▶ _WORK TO BE COMPLETED_:
Only the number is wanted: how many lines contain the word "TradingView"?

▶ _EXTRACTED INFORMATION_:
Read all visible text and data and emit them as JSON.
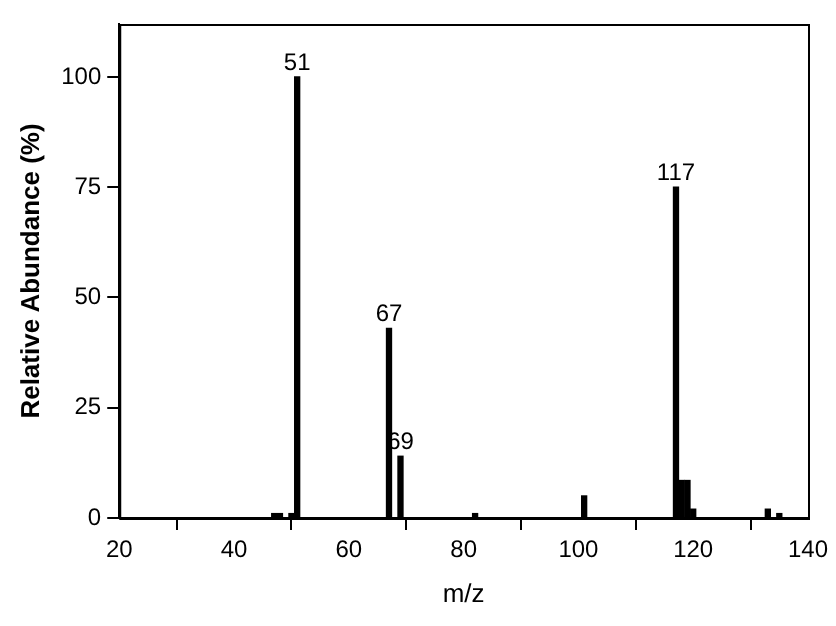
{
  "chart_data": {
    "type": "bar",
    "xlabel": "m/z",
    "ylabel": "Relative Abundance (%)",
    "x": [
      47,
      48,
      50,
      51,
      67,
      69,
      82,
      101,
      117,
      118,
      119,
      120,
      133,
      135
    ],
    "values": [
      1,
      1,
      1,
      100,
      43,
      14,
      1,
      5,
      75,
      8.5,
      8.5,
      2,
      2,
      1
    ],
    "color": "#000000",
    "xlim": [
      20,
      140
    ],
    "xticks": [
      20,
      40,
      60,
      80,
      100,
      120,
      140
    ],
    "ylim": [
      0,
      112
    ],
    "yticks": [
      0,
      25,
      50,
      75,
      100
    ],
    "grid": false,
    "legend": false,
    "annotations": [
      {
        "text": "51",
        "x": 51,
        "y": 100
      },
      {
        "text": "67",
        "x": 67,
        "y": 43
      },
      {
        "text": "69",
        "x": 69,
        "y": 14
      },
      {
        "text": "117",
        "x": 117,
        "y": 75
      }
    ]
  }
}
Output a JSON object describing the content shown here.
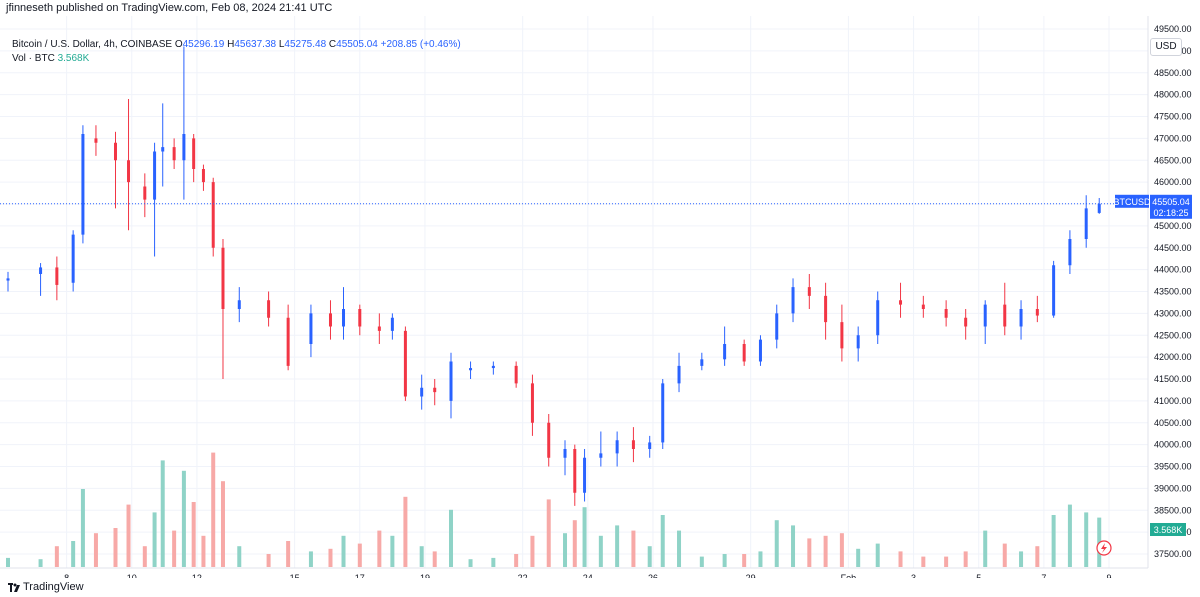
{
  "header": {
    "published": "jfinneseth published on TradingView.com, Feb 08, 2024 21:41 UTC"
  },
  "legend": {
    "title": "Bitcoin / U.S. Dollar, 4h, COINBASE",
    "o_label": "O",
    "o": "45296.19",
    "h_label": "H",
    "h": "45637.38",
    "l_label": "L",
    "l": "45275.48",
    "c_label": "C",
    "c": "45505.04",
    "change": "+208.85 (+0.46%)",
    "vol_label": "Vol · BTC",
    "vol": "3.568K"
  },
  "currency": "USD",
  "price_tag": {
    "symbol": "BTCUSD",
    "price": "45505.04",
    "countdown": "02:18:25"
  },
  "volume_tag": "3.568K",
  "footer": {
    "brand": "TradingView"
  },
  "colors": {
    "up": "#2962ff",
    "down": "#f23645",
    "vol_up": "#8fd3c7",
    "vol_down": "#f7a9a7",
    "grid": "#f0f3fa"
  },
  "chart_data": {
    "type": "candlestick",
    "symbol": "BTCUSD",
    "interval": "4h",
    "y_ticks": [
      "49500.00",
      "49000.00",
      "48500.00",
      "48000.00",
      "47500.00",
      "47000.00",
      "46500.00",
      "46000.00",
      "45500.00",
      "45000.00",
      "44500.00",
      "44000.00",
      "43500.00",
      "43000.00",
      "42500.00",
      "42000.00",
      "41500.00",
      "41000.00",
      "40500.00",
      "40000.00",
      "39500.00",
      "39000.00",
      "38500.00",
      "38000.00",
      "37500.00"
    ],
    "ylim": [
      37500,
      49500
    ],
    "x_ticks": [
      {
        "label": "8",
        "day": 8
      },
      {
        "label": "10",
        "day": 10
      },
      {
        "label": "12",
        "day": 12
      },
      {
        "label": "15",
        "day": 15
      },
      {
        "label": "17",
        "day": 17
      },
      {
        "label": "19",
        "day": 19
      },
      {
        "label": "22",
        "day": 22
      },
      {
        "label": "24",
        "day": 24
      },
      {
        "label": "26",
        "day": 26
      },
      {
        "label": "29",
        "day": 29
      },
      {
        "label": "Feb",
        "day": 32
      },
      {
        "label": "3",
        "day": 34
      },
      {
        "label": "5",
        "day": 36
      },
      {
        "label": "7",
        "day": 38
      },
      {
        "label": "9",
        "day": 40
      }
    ],
    "last_price": 45505.04,
    "days": [
      {
        "day": 6.2,
        "o": 43750,
        "h": 43950,
        "l": 43500,
        "c": 43800,
        "v": 0.35
      },
      {
        "day": 7.2,
        "o": 43900,
        "h": 44150,
        "l": 43400,
        "c": 44050,
        "v": 0.3
      },
      {
        "day": 7.7,
        "o": 44050,
        "h": 44300,
        "l": 43300,
        "c": 43650,
        "v": 0.8
      },
      {
        "day": 8.2,
        "o": 43700,
        "h": 44900,
        "l": 43500,
        "c": 44800,
        "v": 1.0
      },
      {
        "day": 8.5,
        "o": 44800,
        "h": 47300,
        "l": 44600,
        "c": 47100,
        "v": 3.0
      },
      {
        "day": 8.9,
        "o": 47000,
        "h": 47300,
        "l": 46600,
        "c": 46900,
        "v": 1.3
      },
      {
        "day": 9.5,
        "o": 46900,
        "h": 47150,
        "l": 45400,
        "c": 46500,
        "v": 1.5
      },
      {
        "day": 9.9,
        "o": 46500,
        "h": 47900,
        "l": 44900,
        "c": 46000,
        "v": 2.4
      },
      {
        "day": 10.4,
        "o": 45900,
        "h": 46200,
        "l": 45200,
        "c": 45600,
        "v": 0.8
      },
      {
        "day": 10.7,
        "o": 45600,
        "h": 46900,
        "l": 44300,
        "c": 46700,
        "v": 2.1
      },
      {
        "day": 10.95,
        "o": 46700,
        "h": 47800,
        "l": 45900,
        "c": 46800,
        "v": 4.1
      },
      {
        "day": 11.3,
        "o": 46800,
        "h": 47000,
        "l": 46300,
        "c": 46500,
        "v": 1.4
      },
      {
        "day": 11.6,
        "o": 46500,
        "h": 49100,
        "l": 45600,
        "c": 47100,
        "v": 3.7
      },
      {
        "day": 11.9,
        "o": 47000,
        "h": 47100,
        "l": 46000,
        "c": 46300,
        "v": 2.5
      },
      {
        "day": 12.2,
        "o": 46300,
        "h": 46400,
        "l": 45800,
        "c": 46000,
        "v": 1.2
      },
      {
        "day": 12.5,
        "o": 46000,
        "h": 46100,
        "l": 44300,
        "c": 44500,
        "v": 4.4
      },
      {
        "day": 12.8,
        "o": 44500,
        "h": 44700,
        "l": 41500,
        "c": 43100,
        "v": 3.3
      },
      {
        "day": 13.3,
        "o": 43100,
        "h": 43600,
        "l": 42800,
        "c": 43300,
        "v": 0.8
      },
      {
        "day": 14.2,
        "o": 43300,
        "h": 43500,
        "l": 42700,
        "c": 42900,
        "v": 0.5
      },
      {
        "day": 14.8,
        "o": 42900,
        "h": 43200,
        "l": 41700,
        "c": 41800,
        "v": 1.0
      },
      {
        "day": 15.5,
        "o": 42300,
        "h": 43200,
        "l": 42000,
        "c": 43000,
        "v": 0.6
      },
      {
        "day": 16.1,
        "o": 43000,
        "h": 43300,
        "l": 42400,
        "c": 42700,
        "v": 0.7
      },
      {
        "day": 16.5,
        "o": 42700,
        "h": 43600,
        "l": 42400,
        "c": 43100,
        "v": 1.2
      },
      {
        "day": 17.0,
        "o": 43100,
        "h": 43200,
        "l": 42500,
        "c": 42700,
        "v": 0.9
      },
      {
        "day": 17.6,
        "o": 42700,
        "h": 43000,
        "l": 42300,
        "c": 42600,
        "v": 1.4
      },
      {
        "day": 18.0,
        "o": 42600,
        "h": 43000,
        "l": 42400,
        "c": 42900,
        "v": 1.2
      },
      {
        "day": 18.4,
        "o": 42600,
        "h": 42700,
        "l": 41000,
        "c": 41100,
        "v": 2.7
      },
      {
        "day": 18.9,
        "o": 41100,
        "h": 41600,
        "l": 40800,
        "c": 41300,
        "v": 0.8
      },
      {
        "day": 19.3,
        "o": 41300,
        "h": 41500,
        "l": 40900,
        "c": 41200,
        "v": 0.6
      },
      {
        "day": 19.8,
        "o": 41000,
        "h": 42100,
        "l": 40600,
        "c": 41900,
        "v": 2.2
      },
      {
        "day": 20.4,
        "o": 41700,
        "h": 41900,
        "l": 41500,
        "c": 41750,
        "v": 0.3
      },
      {
        "day": 21.1,
        "o": 41750,
        "h": 41900,
        "l": 41600,
        "c": 41800,
        "v": 0.35
      },
      {
        "day": 21.8,
        "o": 41800,
        "h": 41900,
        "l": 41300,
        "c": 41400,
        "v": 0.5
      },
      {
        "day": 22.3,
        "o": 41400,
        "h": 41600,
        "l": 40200,
        "c": 40500,
        "v": 1.2
      },
      {
        "day": 22.8,
        "o": 40500,
        "h": 40700,
        "l": 39500,
        "c": 39700,
        "v": 2.6
      },
      {
        "day": 23.3,
        "o": 39700,
        "h": 40100,
        "l": 39300,
        "c": 39900,
        "v": 1.3
      },
      {
        "day": 23.6,
        "o": 39900,
        "h": 40000,
        "l": 38600,
        "c": 38900,
        "v": 1.8
      },
      {
        "day": 23.9,
        "o": 38900,
        "h": 39900,
        "l": 38700,
        "c": 39700,
        "v": 2.3
      },
      {
        "day": 24.4,
        "o": 39700,
        "h": 40300,
        "l": 39500,
        "c": 39800,
        "v": 1.2
      },
      {
        "day": 24.9,
        "o": 39800,
        "h": 40300,
        "l": 39500,
        "c": 40100,
        "v": 1.6
      },
      {
        "day": 25.4,
        "o": 40100,
        "h": 40400,
        "l": 39600,
        "c": 39900,
        "v": 1.4
      },
      {
        "day": 25.9,
        "o": 39900,
        "h": 40200,
        "l": 39700,
        "c": 40050,
        "v": 0.8
      },
      {
        "day": 26.3,
        "o": 40050,
        "h": 41500,
        "l": 39900,
        "c": 41400,
        "v": 2.0
      },
      {
        "day": 26.8,
        "o": 41400,
        "h": 42100,
        "l": 41200,
        "c": 41800,
        "v": 1.4
      },
      {
        "day": 27.5,
        "o": 41800,
        "h": 42100,
        "l": 41700,
        "c": 41950,
        "v": 0.4
      },
      {
        "day": 28.2,
        "o": 41950,
        "h": 42700,
        "l": 41800,
        "c": 42300,
        "v": 0.5
      },
      {
        "day": 28.8,
        "o": 42300,
        "h": 42400,
        "l": 41800,
        "c": 41900,
        "v": 0.5
      },
      {
        "day": 29.3,
        "o": 41900,
        "h": 42500,
        "l": 41800,
        "c": 42400,
        "v": 0.6
      },
      {
        "day": 29.8,
        "o": 42400,
        "h": 43200,
        "l": 42200,
        "c": 43000,
        "v": 1.8
      },
      {
        "day": 30.3,
        "o": 43000,
        "h": 43800,
        "l": 42800,
        "c": 43600,
        "v": 1.6
      },
      {
        "day": 30.8,
        "o": 43600,
        "h": 43900,
        "l": 43100,
        "c": 43400,
        "v": 1.1
      },
      {
        "day": 31.3,
        "o": 43400,
        "h": 43700,
        "l": 42400,
        "c": 42800,
        "v": 1.2
      },
      {
        "day": 31.8,
        "o": 42800,
        "h": 43200,
        "l": 41900,
        "c": 42200,
        "v": 1.3
      },
      {
        "day": 32.3,
        "o": 42200,
        "h": 42700,
        "l": 41900,
        "c": 42500,
        "v": 0.7
      },
      {
        "day": 32.9,
        "o": 42500,
        "h": 43500,
        "l": 42300,
        "c": 43300,
        "v": 0.9
      },
      {
        "day": 33.6,
        "o": 43300,
        "h": 43700,
        "l": 42900,
        "c": 43200,
        "v": 0.6
      },
      {
        "day": 34.3,
        "o": 43200,
        "h": 43400,
        "l": 42900,
        "c": 43100,
        "v": 0.4
      },
      {
        "day": 35.0,
        "o": 43100,
        "h": 43300,
        "l": 42700,
        "c": 42900,
        "v": 0.4
      },
      {
        "day": 35.6,
        "o": 42900,
        "h": 43100,
        "l": 42400,
        "c": 42700,
        "v": 0.6
      },
      {
        "day": 36.2,
        "o": 42700,
        "h": 43300,
        "l": 42300,
        "c": 43200,
        "v": 1.4
      },
      {
        "day": 36.8,
        "o": 43200,
        "h": 43700,
        "l": 42500,
        "c": 42700,
        "v": 0.9
      },
      {
        "day": 37.3,
        "o": 42700,
        "h": 43300,
        "l": 42400,
        "c": 43100,
        "v": 0.6
      },
      {
        "day": 37.8,
        "o": 43100,
        "h": 43400,
        "l": 42800,
        "c": 42950,
        "v": 0.8
      },
      {
        "day": 38.3,
        "o": 42950,
        "h": 44200,
        "l": 42900,
        "c": 44100,
        "v": 2.0
      },
      {
        "day": 38.8,
        "o": 44100,
        "h": 44900,
        "l": 43900,
        "c": 44700,
        "v": 2.4
      },
      {
        "day": 39.3,
        "o": 44700,
        "h": 45700,
        "l": 44500,
        "c": 45400,
        "v": 2.1
      },
      {
        "day": 39.7,
        "o": 45296,
        "h": 45637,
        "l": 45275,
        "c": 45505,
        "v": 1.9
      }
    ]
  }
}
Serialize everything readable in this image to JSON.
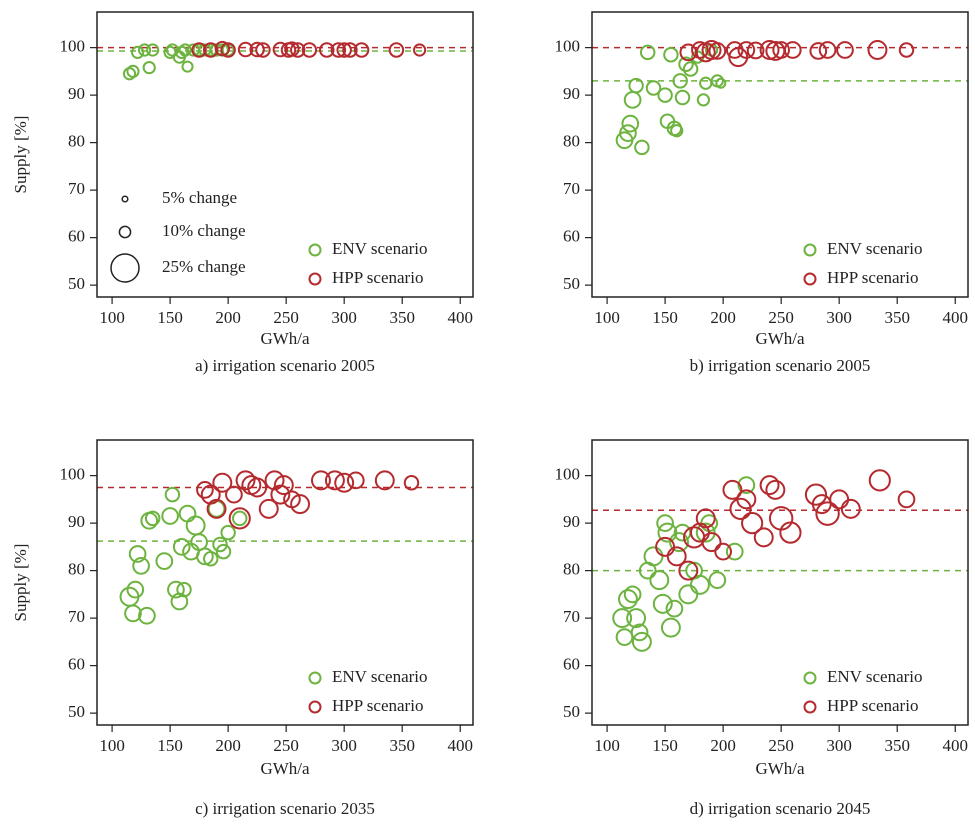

▶ _OUTPUT OF THE EXERCISE_:
2